» REQUIREMENT:
Your task is to transcribe the records exactly, skipping every image.
++++++++
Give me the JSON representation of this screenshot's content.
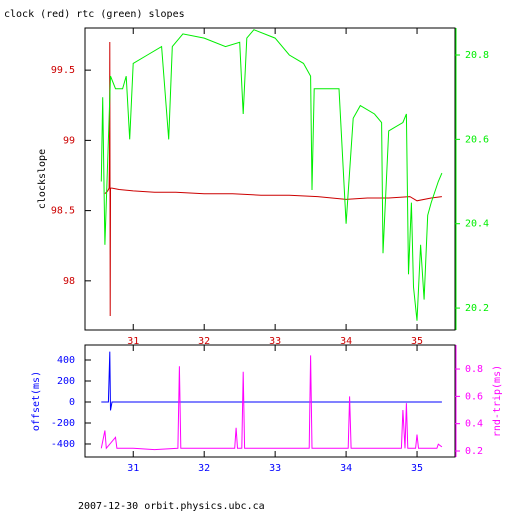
{
  "footer": "2007-12-30 orbit.physics.ubc.ca",
  "chart_data": [
    {
      "type": "line",
      "title": "clock (red) rtc (green) slopes",
      "ylabel": "clockslope",
      "ylabel_color": "#000000",
      "xlim": [
        30.32,
        35.535
      ],
      "xticks": [
        31,
        32,
        33,
        34,
        35
      ],
      "ylim": [
        97.65,
        99.8
      ],
      "yticks": [
        99.5,
        99,
        98.5,
        98
      ],
      "y2lim": [
        20.148,
        20.864
      ],
      "y2ticks": [
        20.8,
        20.6,
        20.4,
        20.2
      ],
      "series": [
        {
          "color": "#cc0000",
          "axis": "y",
          "x": [
            30.6,
            30.64,
            30.66,
            30.665,
            30.67,
            30.675,
            30.68,
            30.7,
            30.8,
            31.0,
            31.3,
            31.6,
            32.0,
            32.4,
            32.8,
            33.2,
            33.6,
            34.0,
            34.3,
            34.6,
            34.9,
            35.0,
            35.2,
            35.35
          ],
          "values": [
            98.62,
            98.64,
            98.66,
            98.88,
            99.7,
            97.75,
            98.66,
            98.66,
            98.65,
            98.64,
            98.63,
            98.63,
            98.62,
            98.62,
            98.61,
            98.61,
            98.6,
            98.58,
            98.59,
            98.59,
            98.6,
            98.57,
            98.59,
            98.6
          ]
        },
        {
          "color": "#00ee00",
          "axis": "y2",
          "x": [
            30.55,
            30.57,
            30.6,
            30.68,
            30.75,
            30.85,
            30.9,
            30.95,
            31.0,
            31.2,
            31.4,
            31.5,
            31.55,
            31.7,
            32.0,
            32.3,
            32.5,
            32.55,
            32.6,
            32.7,
            33.0,
            33.2,
            33.4,
            33.5,
            33.52,
            33.55,
            33.9,
            34.0,
            34.1,
            34.2,
            34.4,
            34.5,
            34.52,
            34.6,
            34.8,
            34.85,
            34.88,
            34.92,
            34.95,
            35.0,
            35.05,
            35.1,
            35.15,
            35.2,
            35.3,
            35.35
          ],
          "values": [
            20.5,
            20.7,
            20.35,
            20.75,
            20.72,
            20.72,
            20.75,
            20.6,
            20.78,
            20.8,
            20.82,
            20.6,
            20.82,
            20.85,
            20.84,
            20.82,
            20.83,
            20.66,
            20.84,
            20.86,
            20.84,
            20.8,
            20.78,
            20.75,
            20.48,
            20.72,
            20.72,
            20.4,
            20.65,
            20.68,
            20.66,
            20.64,
            20.33,
            20.62,
            20.64,
            20.66,
            20.28,
            20.45,
            20.25,
            20.17,
            20.35,
            20.22,
            20.42,
            20.45,
            20.5,
            20.52
          ]
        }
      ]
    },
    {
      "type": "line",
      "ylabel": "offset(ms)",
      "ylabel_color": "#0000ff",
      "y2label": "rnd-trip(ms)",
      "y2label_color": "#ff00ff",
      "xlim": [
        30.32,
        35.535
      ],
      "xticks": [
        31,
        32,
        33,
        34,
        35
      ],
      "ylim": [
        -524,
        543
      ],
      "yticks": [
        400,
        200,
        0,
        -200,
        -400
      ],
      "y2lim": [
        0.156,
        0.976
      ],
      "y2ticks": [
        0.8,
        0.6,
        0.4,
        0.2
      ],
      "series": [
        {
          "color": "#0000ff",
          "axis": "y",
          "x": [
            30.55,
            30.65,
            30.67,
            30.68,
            30.7,
            35.35
          ],
          "values": [
            0,
            0,
            480,
            -80,
            0,
            0
          ]
        },
        {
          "color": "#ff00ff",
          "axis": "y2",
          "x": [
            30.55,
            30.6,
            30.62,
            30.75,
            30.77,
            31.0,
            31.3,
            31.63,
            31.65,
            31.67,
            32.0,
            32.43,
            32.45,
            32.47,
            32.53,
            32.55,
            32.57,
            33.0,
            33.48,
            33.5,
            33.52,
            33.8,
            34.03,
            34.05,
            34.07,
            34.5,
            34.78,
            34.8,
            34.83,
            34.85,
            34.87,
            34.98,
            35.0,
            35.02,
            35.28,
            35.3,
            35.35
          ],
          "values": [
            0.22,
            0.35,
            0.22,
            0.3,
            0.22,
            0.22,
            0.21,
            0.22,
            0.82,
            0.22,
            0.22,
            0.22,
            0.37,
            0.22,
            0.22,
            0.78,
            0.22,
            0.22,
            0.22,
            0.9,
            0.22,
            0.22,
            0.22,
            0.6,
            0.22,
            0.22,
            0.22,
            0.5,
            0.22,
            0.55,
            0.22,
            0.22,
            0.32,
            0.22,
            0.22,
            0.25,
            0.23
          ]
        }
      ]
    }
  ]
}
++++++++
» ANSWER FOR THIS EXERCISE:
Give me the JSON representation of this screenshot's content.
{
  "footer": "2007-12-30 orbit.physics.ubc.ca",
  "chart_data": [
    {
      "type": "line",
      "title": "clock (red) rtc (green) slopes",
      "ylabel": "clockslope",
      "ylabel_color": "#000000",
      "xlim": [
        30.32,
        35.535
      ],
      "xticks": [
        31,
        32,
        33,
        34,
        35
      ],
      "ylim": [
        97.65,
        99.8
      ],
      "yticks": [
        99.5,
        99,
        98.5,
        98
      ],
      "y2lim": [
        20.148,
        20.864
      ],
      "y2ticks": [
        20.8,
        20.6,
        20.4,
        20.2
      ],
      "series": [
        {
          "color": "#cc0000",
          "axis": "y",
          "x": [
            30.6,
            30.64,
            30.66,
            30.665,
            30.67,
            30.675,
            30.68,
            30.7,
            30.8,
            31.0,
            31.3,
            31.6,
            32.0,
            32.4,
            32.8,
            33.2,
            33.6,
            34.0,
            34.3,
            34.6,
            34.9,
            35.0,
            35.2,
            35.35
          ],
          "values": [
            98.62,
            98.64,
            98.66,
            98.88,
            99.7,
            97.75,
            98.66,
            98.66,
            98.65,
            98.64,
            98.63,
            98.63,
            98.62,
            98.62,
            98.61,
            98.61,
            98.6,
            98.58,
            98.59,
            98.59,
            98.6,
            98.57,
            98.59,
            98.6
          ]
        },
        {
          "color": "#00ee00",
          "axis": "y2",
          "x": [
            30.55,
            30.57,
            30.6,
            30.68,
            30.75,
            30.85,
            30.9,
            30.95,
            31.0,
            31.2,
            31.4,
            31.5,
            31.55,
            31.7,
            32.0,
            32.3,
            32.5,
            32.55,
            32.6,
            32.7,
            33.0,
            33.2,
            33.4,
            33.5,
            33.52,
            33.55,
            33.9,
            34.0,
            34.1,
            34.2,
            34.4,
            34.5,
            34.52,
            34.6,
            34.8,
            34.85,
            34.88,
            34.92,
            34.95,
            35.0,
            35.05,
            35.1,
            35.15,
            35.2,
            35.3,
            35.35
          ],
          "values": [
            20.5,
            20.7,
            20.35,
            20.75,
            20.72,
            20.72,
            20.75,
            20.6,
            20.78,
            20.8,
            20.82,
            20.6,
            20.82,
            20.85,
            20.84,
            20.82,
            20.83,
            20.66,
            20.84,
            20.86,
            20.84,
            20.8,
            20.78,
            20.75,
            20.48,
            20.72,
            20.72,
            20.4,
            20.65,
            20.68,
            20.66,
            20.64,
            20.33,
            20.62,
            20.64,
            20.66,
            20.28,
            20.45,
            20.25,
            20.17,
            20.35,
            20.22,
            20.42,
            20.45,
            20.5,
            20.52
          ]
        }
      ]
    },
    {
      "type": "line",
      "ylabel": "offset(ms)",
      "ylabel_color": "#0000ff",
      "y2label": "rnd-trip(ms)",
      "y2label_color": "#ff00ff",
      "xlim": [
        30.32,
        35.535
      ],
      "xticks": [
        31,
        32,
        33,
        34,
        35
      ],
      "ylim": [
        -524,
        543
      ],
      "yticks": [
        400,
        200,
        0,
        -200,
        -400
      ],
      "y2lim": [
        0.156,
        0.976
      ],
      "y2ticks": [
        0.8,
        0.6,
        0.4,
        0.2
      ],
      "series": [
        {
          "color": "#0000ff",
          "axis": "y",
          "x": [
            30.55,
            30.65,
            30.67,
            30.68,
            30.7,
            35.35
          ],
          "values": [
            0,
            0,
            480,
            -80,
            0,
            0
          ]
        },
        {
          "color": "#ff00ff",
          "axis": "y2",
          "x": [
            30.55,
            30.6,
            30.62,
            30.75,
            30.77,
            31.0,
            31.3,
            31.63,
            31.65,
            31.67,
            32.0,
            32.43,
            32.45,
            32.47,
            32.53,
            32.55,
            32.57,
            33.0,
            33.48,
            33.5,
            33.52,
            33.8,
            34.03,
            34.05,
            34.07,
            34.5,
            34.78,
            34.8,
            34.83,
            34.85,
            34.87,
            34.98,
            35.0,
            35.02,
            35.28,
            35.3,
            35.35
          ],
          "values": [
            0.22,
            0.35,
            0.22,
            0.3,
            0.22,
            0.22,
            0.21,
            0.22,
            0.82,
            0.22,
            0.22,
            0.22,
            0.37,
            0.22,
            0.22,
            0.78,
            0.22,
            0.22,
            0.22,
            0.9,
            0.22,
            0.22,
            0.22,
            0.6,
            0.22,
            0.22,
            0.22,
            0.5,
            0.22,
            0.55,
            0.22,
            0.22,
            0.32,
            0.22,
            0.22,
            0.25,
            0.23
          ]
        }
      ]
    }
  ]
}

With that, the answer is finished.